(Stored entries)
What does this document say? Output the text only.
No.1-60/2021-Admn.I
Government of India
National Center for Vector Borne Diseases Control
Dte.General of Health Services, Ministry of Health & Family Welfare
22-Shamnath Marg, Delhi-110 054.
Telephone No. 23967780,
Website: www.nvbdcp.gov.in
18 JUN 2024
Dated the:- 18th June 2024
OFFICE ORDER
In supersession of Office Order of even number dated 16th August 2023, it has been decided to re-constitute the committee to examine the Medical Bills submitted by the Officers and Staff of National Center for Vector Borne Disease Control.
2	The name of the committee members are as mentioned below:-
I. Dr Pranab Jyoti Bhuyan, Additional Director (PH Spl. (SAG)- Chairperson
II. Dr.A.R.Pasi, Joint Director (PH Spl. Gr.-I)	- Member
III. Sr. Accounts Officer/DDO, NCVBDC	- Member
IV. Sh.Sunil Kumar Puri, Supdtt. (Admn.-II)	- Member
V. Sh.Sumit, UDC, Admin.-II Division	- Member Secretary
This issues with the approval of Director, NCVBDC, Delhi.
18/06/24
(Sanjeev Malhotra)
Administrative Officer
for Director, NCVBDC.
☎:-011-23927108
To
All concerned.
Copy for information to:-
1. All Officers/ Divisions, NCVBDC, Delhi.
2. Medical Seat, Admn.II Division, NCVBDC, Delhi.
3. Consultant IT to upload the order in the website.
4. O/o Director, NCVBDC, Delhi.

*Required task:*
Exactly reproduce all of the entries.

*Result below:*
What does this document say? Output the text only.
No.1-60/2021-Admn.I
Government of India
National Center for Vector Borne Diseases Control
Dte.General of Health Services, Ministry of Health & Family Welfare
22-Shamnath Marg, Delhi-110 054.
Telephone No. 23967780,
Website: www.nvbdcp.gov.in
18 JUN 2024
Dated the:- 18th June 2024
OFFICE ORDER
In supersession of Office Order of even number dated 16th August 2023, it has been decided to re-constitute the committee to examine the Medical Bills submitted by the Officers and Staff of National Center for Vector Borne Disease Control.
2	The name of the committee members are as mentioned below:-
I. Dr Pranab Jyoti Bhuyan, Additional Director (PH Spl. (SAG)- Chairperson
II. Dr.A.R.Pasi, Joint Director (PH Spl. Gr.-I)	- Member
III. Sr. Accounts Officer/DDO, NCVBDC	- Member
IV. Sh.Sunil Kumar Puri, Supdtt. (Admn.-II)	- Member
V. Sh.Sumit, UDC, Admin.-II Division	- Member Secretary
This issues with the approval of Director, NCVBDC, Delhi.
18/06/24
(Sanjeev Malhotra)
Administrative Officer
for Director, NCVBDC.
☎:-011-23927108
To
All concerned.
Copy for information to:-
1. All Officers/ Divisions, NCVBDC, Delhi.
2. Medical Seat, Admn.II Division, NCVBDC, Delhi.
3. Consultant IT to upload the order in the website.
4. O/o Director, NCVBDC, Delhi.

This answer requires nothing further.